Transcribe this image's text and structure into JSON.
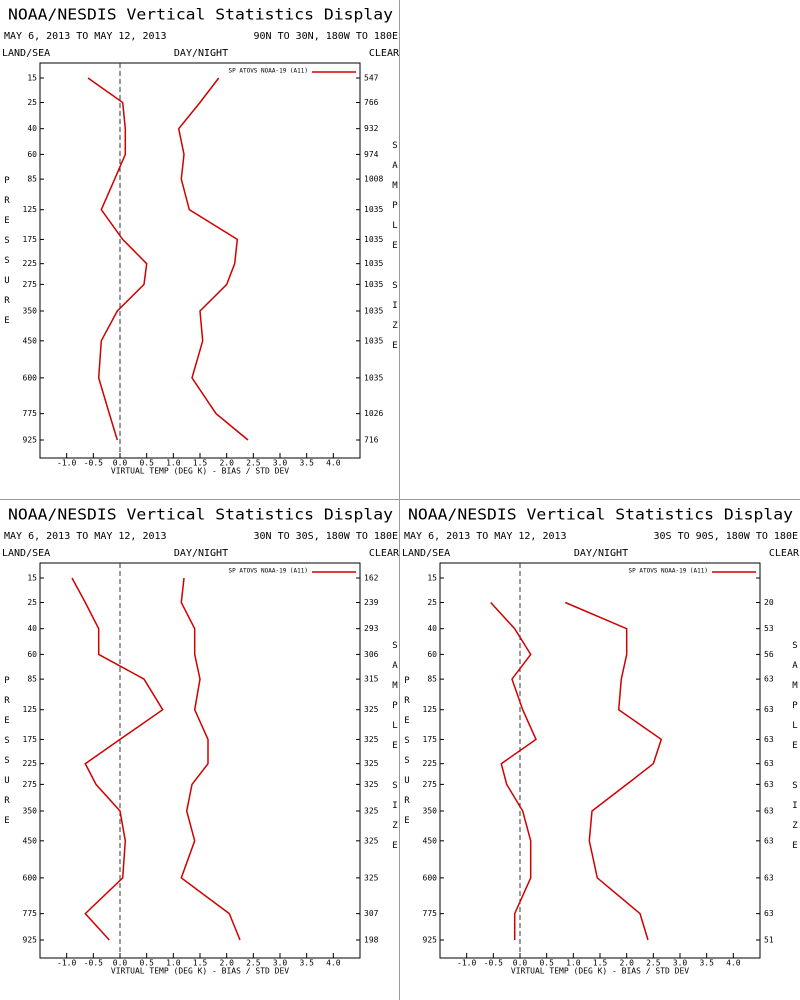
{
  "chart_data": [
    {
      "type": "line",
      "title": "NOAA/NESDIS Vertical Statistics Display",
      "subtitle": "MAY 6, 2013 TO MAY 12, 2013",
      "region": "90N TO 30N, 180W TO 180E",
      "land_sea": "LAND/SEA",
      "day_night": "DAY/NIGHT",
      "clear": "CLEAR",
      "legend": "SP ATOVS NOAA-19 (A11)",
      "ylabel": "PRESSURE",
      "y2label": "SAMPLE SIZE",
      "xlabel": "VIRTUAL TEMP (DEG K) - BIAS / STD DEV",
      "y": [
        15,
        25,
        40,
        60,
        85,
        125,
        175,
        225,
        275,
        350,
        450,
        600,
        775,
        925
      ],
      "sample_size": [
        547,
        766,
        932,
        974,
        1008,
        1035,
        1035,
        1035,
        1035,
        1035,
        1035,
        1035,
        1026,
        716
      ],
      "series": [
        {
          "color": "#d00000",
          "values": [
            -0.6,
            0.05,
            0.1,
            0.1,
            -0.1,
            -0.35,
            0.05,
            0.5,
            0.45,
            -0.05,
            -0.35,
            -0.4,
            -0.2,
            -0.05
          ]
        },
        {
          "color": "#d00000",
          "values": [
            1.85,
            1.5,
            1.1,
            1.2,
            1.15,
            1.3,
            2.2,
            2.15,
            2.0,
            1.5,
            1.55,
            1.35,
            1.8,
            2.4
          ]
        }
      ],
      "xlim": [
        -1.5,
        4.5
      ],
      "xticks": [
        {
          "value": -1,
          "label": "-1.0"
        },
        {
          "value": -0.5,
          "label": "-0.5"
        },
        {
          "value": 0,
          "label": "0.0"
        },
        {
          "value": 0.5,
          "label": "0.5"
        },
        {
          "value": 1,
          "label": "1.0"
        },
        {
          "value": 1.5,
          "label": "1.5"
        },
        {
          "value": 2,
          "label": "2.0"
        },
        {
          "value": 2.5,
          "label": "2.5"
        },
        {
          "value": 3,
          "label": "3.0"
        },
        {
          "value": 3.5,
          "label": "3.5"
        },
        {
          "value": 4,
          "label": "4.0"
        }
      ]
    },
    {
      "type": "line",
      "title": "NOAA/NESDIS Vertical Statistics Display",
      "subtitle": "MAY 6, 2013 TO MAY 12, 2013",
      "region": "30N TO 30S, 180W TO 180E",
      "land_sea": "LAND/SEA",
      "day_night": "DAY/NIGHT",
      "clear": "CLEAR",
      "legend": "SP ATOVS NOAA-19 (A11)",
      "ylabel": "PRESSURE",
      "y2label": "SAMPLE SIZE",
      "xlabel": "VIRTUAL TEMP (DEG K) - BIAS / STD DEV",
      "y": [
        15,
        25,
        40,
        60,
        85,
        125,
        175,
        225,
        275,
        350,
        450,
        600,
        775,
        925
      ],
      "sample_size": [
        162,
        239,
        293,
        306,
        315,
        325,
        325,
        325,
        325,
        325,
        325,
        325,
        307,
        198
      ],
      "series": [
        {
          "color": "#d00000",
          "values": [
            -0.9,
            -0.65,
            -0.4,
            -0.4,
            0.45,
            0.8,
            0.0,
            -0.65,
            -0.45,
            0.0,
            0.1,
            0.05,
            -0.65,
            -0.2
          ]
        },
        {
          "color": "#d00000",
          "values": [
            1.2,
            1.15,
            1.4,
            1.4,
            1.5,
            1.4,
            1.65,
            1.65,
            1.35,
            1.25,
            1.4,
            1.15,
            2.05,
            2.25
          ]
        }
      ],
      "xlim": [
        -1.5,
        4.5
      ],
      "xticks": [
        {
          "value": -1,
          "label": "-1.0"
        },
        {
          "value": -0.5,
          "label": "-0.5"
        },
        {
          "value": 0,
          "label": "0.0"
        },
        {
          "value": 0.5,
          "label": "0.5"
        },
        {
          "value": 1,
          "label": "1.0"
        },
        {
          "value": 1.5,
          "label": "1.5"
        },
        {
          "value": 2,
          "label": "2.0"
        },
        {
          "value": 2.5,
          "label": "2.5"
        },
        {
          "value": 3,
          "label": "3.0"
        },
        {
          "value": 3.5,
          "label": "3.5"
        },
        {
          "value": 4,
          "label": "4.0"
        }
      ]
    },
    {
      "type": "line",
      "title": "NOAA/NESDIS Vertical Statistics Display",
      "subtitle": "MAY 6, 2013 TO MAY 12, 2013",
      "region": "30S TO 90S, 180W TO 180E",
      "land_sea": "LAND/SEA",
      "day_night": "DAY/NIGHT",
      "clear": "CLEAR",
      "legend": "SP ATOVS NOAA-19 (A11)",
      "ylabel": "PRESSURE",
      "y2label": "SAMPLE SIZE",
      "xlabel": "VIRTUAL TEMP (DEG K) - BIAS / STD DEV",
      "y": [
        15,
        25,
        40,
        60,
        85,
        125,
        175,
        225,
        275,
        350,
        450,
        600,
        775,
        925
      ],
      "sample_size": [
        null,
        20,
        53,
        56,
        63,
        63,
        63,
        63,
        63,
        63,
        63,
        63,
        63,
        51
      ],
      "series": [
        {
          "color": "#d00000",
          "values": [
            null,
            -0.55,
            -0.1,
            0.2,
            -0.15,
            0.05,
            0.3,
            -0.35,
            -0.25,
            0.05,
            0.2,
            0.2,
            -0.1,
            -0.1
          ]
        },
        {
          "color": "#d00000",
          "values": [
            null,
            0.85,
            2.0,
            2.0,
            1.9,
            1.85,
            2.65,
            2.5,
            2.0,
            1.35,
            1.3,
            1.45,
            2.25,
            2.4
          ]
        }
      ],
      "xlim": [
        -1.5,
        4.5
      ],
      "xticks": [
        {
          "value": -1,
          "label": "-1.0"
        },
        {
          "value": -0.5,
          "label": "-0.5"
        },
        {
          "value": 0,
          "label": "0.0"
        },
        {
          "value": 0.5,
          "label": "0.5"
        },
        {
          "value": 1,
          "label": "1.0"
        },
        {
          "value": 1.5,
          "label": "1.5"
        },
        {
          "value": 2,
          "label": "2.0"
        },
        {
          "value": 2.5,
          "label": "2.5"
        },
        {
          "value": 3,
          "label": "3.0"
        },
        {
          "value": 3.5,
          "label": "3.5"
        },
        {
          "value": 4,
          "label": "4.0"
        }
      ]
    }
  ]
}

--------------------------------

EXERCISE OBJECTIVE: Copy the entries above faithfully and omit every image.

TASK ANSWER:
Transcribe this image's text and structure into JSON.
{
  "chart_data": [
    {
      "type": "line",
      "title": "NOAA/NESDIS Vertical Statistics Display",
      "subtitle": "MAY 6, 2013 TO MAY 12, 2013",
      "region": "90N TO 30N, 180W TO 180E",
      "land_sea": "LAND/SEA",
      "day_night": "DAY/NIGHT",
      "clear": "CLEAR",
      "legend": "SP ATOVS NOAA-19 (A11)",
      "ylabel": "PRESSURE",
      "y2label": "SAMPLE SIZE",
      "xlabel": "VIRTUAL TEMP (DEG K) - BIAS / STD DEV",
      "y": [
        15,
        25,
        40,
        60,
        85,
        125,
        175,
        225,
        275,
        350,
        450,
        600,
        775,
        925
      ],
      "sample_size": [
        547,
        766,
        932,
        974,
        1008,
        1035,
        1035,
        1035,
        1035,
        1035,
        1035,
        1035,
        1026,
        716
      ],
      "series": [
        {
          "color": "#d00000",
          "values": [
            -0.6,
            0.05,
            0.1,
            0.1,
            -0.1,
            -0.35,
            0.05,
            0.5,
            0.45,
            -0.05,
            -0.35,
            -0.4,
            -0.2,
            -0.05
          ]
        },
        {
          "color": "#d00000",
          "values": [
            1.85,
            1.5,
            1.1,
            1.2,
            1.15,
            1.3,
            2.2,
            2.15,
            2.0,
            1.5,
            1.55,
            1.35,
            1.8,
            2.4
          ]
        }
      ],
      "xlim": [
        -1.5,
        4.5
      ],
      "xticks": [
        {
          "value": -1,
          "label": "-1.0"
        },
        {
          "value": -0.5,
          "label": "-0.5"
        },
        {
          "value": 0,
          "label": "0.0"
        },
        {
          "value": 0.5,
          "label": "0.5"
        },
        {
          "value": 1,
          "label": "1.0"
        },
        {
          "value": 1.5,
          "label": "1.5"
        },
        {
          "value": 2,
          "label": "2.0"
        },
        {
          "value": 2.5,
          "label": "2.5"
        },
        {
          "value": 3,
          "label": "3.0"
        },
        {
          "value": 3.5,
          "label": "3.5"
        },
        {
          "value": 4,
          "label": "4.0"
        }
      ]
    },
    {
      "type": "line",
      "title": "NOAA/NESDIS Vertical Statistics Display",
      "subtitle": "MAY 6, 2013 TO MAY 12, 2013",
      "region": "30N TO 30S, 180W TO 180E",
      "land_sea": "LAND/SEA",
      "day_night": "DAY/NIGHT",
      "clear": "CLEAR",
      "legend": "SP ATOVS NOAA-19 (A11)",
      "ylabel": "PRESSURE",
      "y2label": "SAMPLE SIZE",
      "xlabel": "VIRTUAL TEMP (DEG K) - BIAS / STD DEV",
      "y": [
        15,
        25,
        40,
        60,
        85,
        125,
        175,
        225,
        275,
        350,
        450,
        600,
        775,
        925
      ],
      "sample_size": [
        162,
        239,
        293,
        306,
        315,
        325,
        325,
        325,
        325,
        325,
        325,
        325,
        307,
        198
      ],
      "series": [
        {
          "color": "#d00000",
          "values": [
            -0.9,
            -0.65,
            -0.4,
            -0.4,
            0.45,
            0.8,
            0.0,
            -0.65,
            -0.45,
            0.0,
            0.1,
            0.05,
            -0.65,
            -0.2
          ]
        },
        {
          "color": "#d00000",
          "values": [
            1.2,
            1.15,
            1.4,
            1.4,
            1.5,
            1.4,
            1.65,
            1.65,
            1.35,
            1.25,
            1.4,
            1.15,
            2.05,
            2.25
          ]
        }
      ],
      "xlim": [
        -1.5,
        4.5
      ],
      "xticks": [
        {
          "value": -1,
          "label": "-1.0"
        },
        {
          "value": -0.5,
          "label": "-0.5"
        },
        {
          "value": 0,
          "label": "0.0"
        },
        {
          "value": 0.5,
          "label": "0.5"
        },
        {
          "value": 1,
          "label": "1.0"
        },
        {
          "value": 1.5,
          "label": "1.5"
        },
        {
          "value": 2,
          "label": "2.0"
        },
        {
          "value": 2.5,
          "label": "2.5"
        },
        {
          "value": 3,
          "label": "3.0"
        },
        {
          "value": 3.5,
          "label": "3.5"
        },
        {
          "value": 4,
          "label": "4.0"
        }
      ]
    },
    {
      "type": "line",
      "title": "NOAA/NESDIS Vertical Statistics Display",
      "subtitle": "MAY 6, 2013 TO MAY 12, 2013",
      "region": "30S TO 90S, 180W TO 180E",
      "land_sea": "LAND/SEA",
      "day_night": "DAY/NIGHT",
      "clear": "CLEAR",
      "legend": "SP ATOVS NOAA-19 (A11)",
      "ylabel": "PRESSURE",
      "y2label": "SAMPLE SIZE",
      "xlabel": "VIRTUAL TEMP (DEG K) - BIAS / STD DEV",
      "y": [
        15,
        25,
        40,
        60,
        85,
        125,
        175,
        225,
        275,
        350,
        450,
        600,
        775,
        925
      ],
      "sample_size": [
        null,
        20,
        53,
        56,
        63,
        63,
        63,
        63,
        63,
        63,
        63,
        63,
        63,
        51
      ],
      "series": [
        {
          "color": "#d00000",
          "values": [
            null,
            -0.55,
            -0.1,
            0.2,
            -0.15,
            0.05,
            0.3,
            -0.35,
            -0.25,
            0.05,
            0.2,
            0.2,
            -0.1,
            -0.1
          ]
        },
        {
          "color": "#d00000",
          "values": [
            null,
            0.85,
            2.0,
            2.0,
            1.9,
            1.85,
            2.65,
            2.5,
            2.0,
            1.35,
            1.3,
            1.45,
            2.25,
            2.4
          ]
        }
      ],
      "xlim": [
        -1.5,
        4.5
      ],
      "xticks": [
        {
          "value": -1,
          "label": "-1.0"
        },
        {
          "value": -0.5,
          "label": "-0.5"
        },
        {
          "value": 0,
          "label": "0.0"
        },
        {
          "value": 0.5,
          "label": "0.5"
        },
        {
          "value": 1,
          "label": "1.0"
        },
        {
          "value": 1.5,
          "label": "1.5"
        },
        {
          "value": 2,
          "label": "2.0"
        },
        {
          "value": 2.5,
          "label": "2.5"
        },
        {
          "value": 3,
          "label": "3.0"
        },
        {
          "value": 3.5,
          "label": "3.5"
        },
        {
          "value": 4,
          "label": "4.0"
        }
      ]
    }
  ]
}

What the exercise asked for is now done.